===== Data provided =====

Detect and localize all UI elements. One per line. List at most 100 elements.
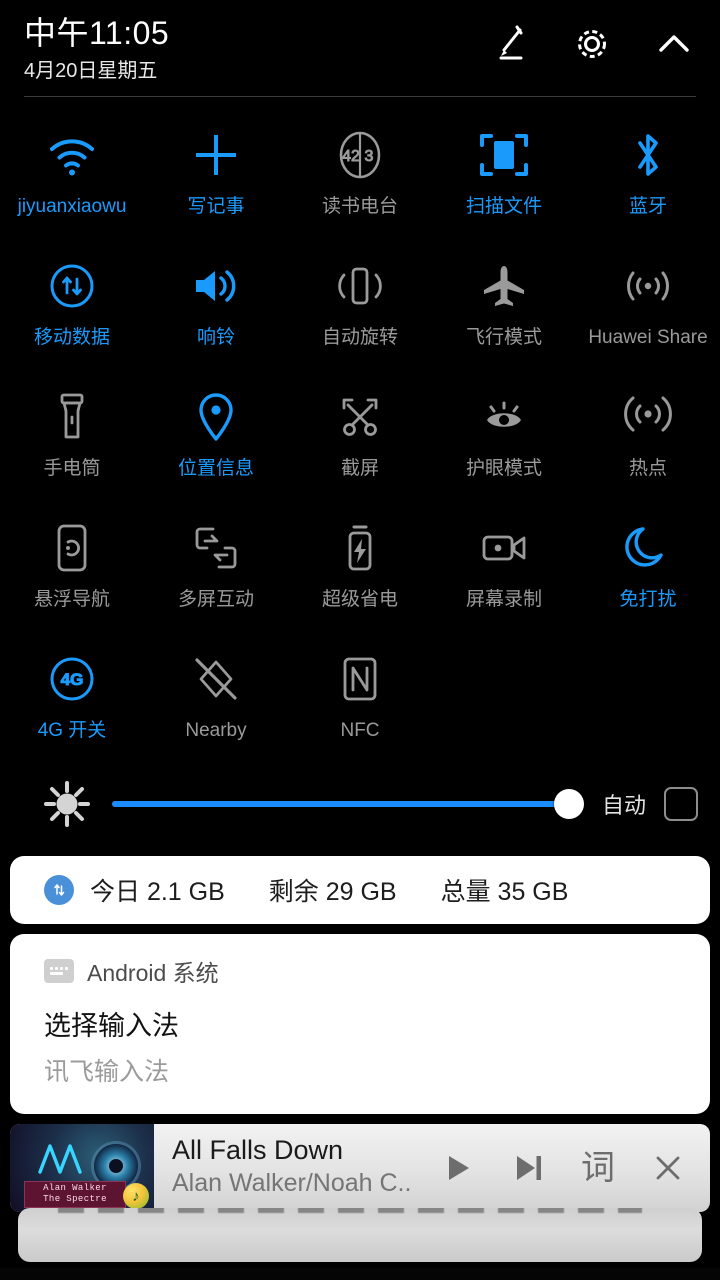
tile-label: Nearby [185,720,247,741]
music-app-badge-icon: ♪ [123,1183,149,1209]
tile-label: 屏幕录制 [465,589,542,610]
partially-hidden-notification-card[interactable] [18,1208,702,1262]
tile-airplane-mode[interactable]: 飞行模式 [432,238,576,369]
tile-eye-comfort[interactable]: 护眼模式 [432,369,576,500]
auto-rotate-icon [335,260,385,312]
tile-label: 4G 开关 [37,720,107,741]
flashlight-icon [52,391,92,443]
data-remaining: 剩余 29 GB [268,878,397,906]
tile-flashlight[interactable]: 手电筒 [0,369,144,500]
ultra-power-saving-icon [341,522,379,574]
notification-subtitle: 讯飞输入法 [44,1058,170,1086]
tile-wifi[interactable]: jiyuanxiaowu [0,107,144,238]
tile-bluetooth[interactable]: 蓝牙 [576,107,720,238]
svg-text:42: 42 [342,148,360,165]
tile-row: 悬浮导航 多屏互动 超级省电 屏幕录制 免打扰 [0,500,720,631]
tile-label: 飞行模式 [465,327,542,348]
album-title-text: The Spectre [43,1194,107,1204]
airplane-icon [479,260,529,312]
slider-thumb[interactable] [553,789,584,819]
svg-text:3: 3 [365,148,374,165]
tile-label: 位置信息 [177,458,254,479]
media-title: All Falls Down [172,1135,344,1165]
tile-label: 读书电台 [321,196,398,217]
lyrics-label: 词 [581,1149,615,1187]
tile-row: 4G 4G 开关 Nearby NFC [0,631,720,762]
pencil-icon[interactable] [488,22,532,66]
keyboard-icon [44,959,74,983]
tile-row: 手电筒 位置信息 截屏 护眼模式 热点 [0,369,720,500]
quick-settings-panel: 中午11:05 4月20日星期五 jiyuanxiaowu 写记事 42 3 读… [0,0,720,1268]
ringer-volume-icon [190,260,242,312]
tile-label: 悬浮导航 [33,589,110,610]
4g-toggle-icon: 4G [47,653,97,705]
notification-title: 选择输入法 [44,1011,179,1041]
auto-brightness-checkbox[interactable] [664,787,698,821]
tile-huawei-share[interactable]: Huawei Share [576,238,720,369]
tile-screen-record[interactable]: 屏幕录制 [432,500,576,631]
close-icon[interactable] [648,1148,688,1188]
nearby-off-icon [191,653,241,705]
data-usage-card[interactable]: 今日 2.1 GB 剩余 29 GB 总量 35 GB [10,856,710,924]
auto-brightness-label: 自动 [601,793,646,818]
tile-label: 蓝牙 [628,196,667,217]
quick-settings-tiles: jiyuanxiaowu 写记事 42 3 读书电台 扫描文件 蓝牙 移动数据 … [0,97,720,762]
radio-423-icon: 42 3 [334,129,386,181]
media-controls: 词 [432,1124,710,1212]
tile-hotspot[interactable]: 热点 [576,369,720,500]
media-artist: Alan Walker/Noah C.. [172,1169,412,1197]
tile-label: 写记事 [187,196,245,217]
tile-label: jiyuanxiaowu [17,196,127,217]
wifi-icon [46,129,98,181]
notification-header: Android 系统 [44,954,676,988]
plus-icon [191,129,241,181]
mobile-data-icon [44,875,74,905]
multi-screen-icon [191,522,241,574]
hotspot-icon [623,391,673,443]
tile-label: 超级省电 [321,589,398,610]
tile-nfc[interactable]: NFC [288,631,432,762]
tile-ultra-power-saving[interactable]: 超级省电 [288,500,432,631]
tile-4g-toggle[interactable]: 4G 4G 开关 [0,631,144,762]
media-text: All Falls Down Alan Walker/Noah C.. [154,1124,432,1212]
tile-ringer[interactable]: 响铃 [144,238,288,369]
tile-auto-rotate[interactable]: 自动旋转 [288,238,432,369]
slider-fill [112,801,580,807]
tile-label: 热点 [628,458,667,479]
location-pin-icon [194,391,238,443]
lyrics-button[interactable]: 词 [578,1148,618,1188]
svg-text:4G: 4G [61,670,84,689]
tile-label: NFC [340,720,380,741]
tile-label: 手电筒 [43,458,101,479]
tile-label: 多屏互动 [177,589,254,610]
album-art: Alan Walker The Spectre ♪ [10,1124,154,1212]
tile-multi-screen[interactable]: 多屏互动 [144,500,288,631]
tile-screenshot[interactable]: 截屏 [288,369,432,500]
play-icon[interactable] [438,1148,478,1188]
screen-record-icon [478,522,530,574]
tile-location[interactable]: 位置信息 [144,369,288,500]
alan-walker-logo-icon [38,1144,82,1174]
album-artist-text: Alan Walker [43,1183,107,1193]
media-notification-card[interactable]: Alan Walker The Spectre ♪ All Falls Down… [10,1124,710,1212]
bluetooth-icon [626,129,670,181]
floating-nav-icon [52,522,92,574]
next-track-icon[interactable] [508,1148,548,1188]
brightness-row: 自动 [0,762,720,846]
data-total: 总量 35 GB [440,878,569,906]
tile-do-not-disturb[interactable]: 免打扰 [576,500,720,631]
tile-mobile-data[interactable]: 移动数据 [0,238,144,369]
tile-nearby[interactable]: Nearby [144,631,288,762]
do-not-disturb-moon-icon [623,522,673,574]
chevron-up-icon[interactable] [652,22,696,66]
tile-reading-radio[interactable]: 42 3 读书电台 [288,107,432,238]
music-note-glyph: ♪ [132,1187,140,1205]
tile-label: 扫描文件 [465,196,542,217]
tile-write-note[interactable]: 写记事 [144,107,288,238]
tile-scan-document[interactable]: 扫描文件 [432,107,576,238]
gear-icon[interactable] [570,22,614,66]
huawei-share-icon [622,260,674,312]
notification-card-input-method[interactable]: Android 系统 选择输入法 讯飞输入法 [10,934,710,1114]
tile-floating-nav[interactable]: 悬浮导航 [0,500,144,631]
brightness-slider[interactable] [112,789,584,819]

=====

• _Exercise aim_
Reproduce all of the entries above word for word, leaving out the pictures.

• _Answer to this problem_
Detect and localize all UI elements. One per line. List at most 100 elements.
tile-label: Nearby [185,720,247,741]
music-app-badge-icon: ♪ [123,1183,149,1209]
tile-label: 屏幕录制 [465,589,542,610]
partially-hidden-notification-card[interactable] [18,1208,702,1262]
tile-airplane-mode[interactable]: 飞行模式 [432,238,576,369]
tile-eye-comfort[interactable]: 护眼模式 [432,369,576,500]
auto-rotate-icon [335,260,385,312]
tile-label: 4G 开关 [37,720,107,741]
flashlight-icon [52,391,92,443]
data-remaining: 剩余 29 GB [268,878,397,906]
tile-flashlight[interactable]: 手电筒 [0,369,144,500]
ultra-power-saving-icon [341,522,379,574]
notification-subtitle: 讯飞输入法 [44,1058,170,1086]
tile-wifi[interactable]: jiyuanxiaowu [0,107,144,238]
tile-bluetooth[interactable]: 蓝牙 [576,107,720,238]
svg-text:42: 42 [342,148,360,165]
tile-row: 悬浮导航 多屏互动 超级省电 屏幕录制 免打扰 [0,500,720,631]
tile-label: 飞行模式 [465,327,542,348]
album-title-text: The Spectre [43,1194,107,1204]
airplane-icon [479,260,529,312]
slider-thumb[interactable] [553,789,584,819]
svg-text:3: 3 [365,148,374,165]
tile-label: 位置信息 [177,458,254,479]
media-title: All Falls Down [172,1135,344,1165]
tile-label: 读书电台 [321,196,398,217]
lyrics-label: 词 [581,1149,615,1187]
tile-row: 4G 4G 开关 Nearby NFC [0,631,720,762]
pencil-icon[interactable] [488,22,532,66]
keyboard-icon [44,959,74,983]
tile-row: 手电筒 位置信息 截屏 护眼模式 热点 [0,369,720,500]
quick-settings-panel: 中午11:05 4月20日星期五 jiyuanxiaowu 写记事 42 3 读… [0,0,720,1268]
ringer-volume-icon [190,260,242,312]
tile-label: 悬浮导航 [33,589,110,610]
4g-toggle-icon: 4G [47,653,97,705]
notification-title: 选择输入法 [44,1011,179,1041]
auto-brightness-checkbox[interactable] [664,787,698,821]
tile-huawei-share[interactable]: Huawei Share [576,238,720,369]
tile-screen-record[interactable]: 屏幕录制 [432,500,576,631]
close-icon[interactable] [648,1148,688,1188]
nearby-off-icon [191,653,241,705]
data-usage-card[interactable]: 今日 2.1 GB 剩余 29 GB 总量 35 GB [10,856,710,924]
auto-brightness-label: 自动 [601,793,646,818]
tile-label: 蓝牙 [628,196,667,217]
quick-settings-tiles: jiyuanxiaowu 写记事 42 3 读书电台 扫描文件 蓝牙 移动数据 … [0,97,720,762]
radio-423-icon: 42 3 [334,129,386,181]
media-controls: 词 [432,1124,710,1212]
tile-hotspot[interactable]: 热点 [576,369,720,500]
media-artist: Alan Walker/Noah C.. [172,1169,412,1197]
tile-label: 写记事 [187,196,245,217]
tile-label: jiyuanxiaowu [17,196,127,217]
wifi-icon [46,129,98,181]
notification-header: Android 系统 [44,954,676,988]
plus-icon [191,129,241,181]
mobile-data-icon [44,875,74,905]
multi-screen-icon [191,522,241,574]
hotspot-icon [623,391,673,443]
tile-label: 超级省电 [321,589,398,610]
tile-nfc[interactable]: NFC [288,631,432,762]
tile-ultra-power-saving[interactable]: 超级省电 [288,500,432,631]
tile-4g-toggle[interactable]: 4G 4G 开关 [0,631,144,762]
media-text: All Falls Down Alan Walker/Noah C.. [154,1124,432,1212]
tile-ringer[interactable]: 响铃 [144,238,288,369]
tile-auto-rotate[interactable]: 自动旋转 [288,238,432,369]
slider-fill [112,801,580,807]
tile-label: 热点 [628,458,667,479]
location-pin-icon [194,391,238,443]
lyrics-button[interactable]: 词 [578,1148,618,1188]
svg-text:4G: 4G [61,670,84,689]
tile-label: NFC [340,720,380,741]
tile-label: 手电筒 [43,458,101,479]
tile-label: 多屏互动 [177,589,254,610]
album-art: Alan Walker The Spectre ♪ [10,1124,154,1212]
tile-multi-screen[interactable]: 多屏互动 [144,500,288,631]
tile-screenshot[interactable]: 截屏 [288,369,432,500]
play-icon[interactable] [438,1148,478,1188]
screen-record-icon [478,522,530,574]
tile-location[interactable]: 位置信息 [144,369,288,500]
alan-walker-logo-icon [38,1144,82,1174]
album-artist-text: Alan Walker [43,1183,107,1193]
media-notification-card[interactable]: Alan Walker The Spectre ♪ All Falls Down… [10,1124,710,1212]
bluetooth-icon [626,129,670,181]
floating-nav-icon [52,522,92,574]
next-track-icon[interactable] [508,1148,548,1188]
brightness-row: 自动 [0,762,720,846]
data-total: 总量 35 GB [440,878,569,906]
tile-do-not-disturb[interactable]: 免打扰 [576,500,720,631]
tile-mobile-data[interactable]: 移动数据 [0,238,144,369]
tile-nearby[interactable]: Nearby [144,631,288,762]
do-not-disturb-moon-icon [623,522,673,574]
chevron-up-icon[interactable] [652,22,696,66]
tile-reading-radio[interactable]: 42 3 读书电台 [288,107,432,238]
music-note-glyph: ♪ [132,1187,140,1205]
tile-label: 扫描文件 [465,196,542,217]
tile-write-note[interactable]: 写记事 [144,107,288,238]
tile-scan-document[interactable]: 扫描文件 [432,107,576,238]
gear-icon[interactable] [570,22,614,66]
huawei-share-icon [622,260,674,312]
notification-card-input-method[interactable]: Android 系统 选择输入法 讯飞输入法 [10,934,710,1114]
tile-floating-nav[interactable]: 悬浮导航 [0,500,144,631]
brightness-slider[interactable] [112,789,584,819]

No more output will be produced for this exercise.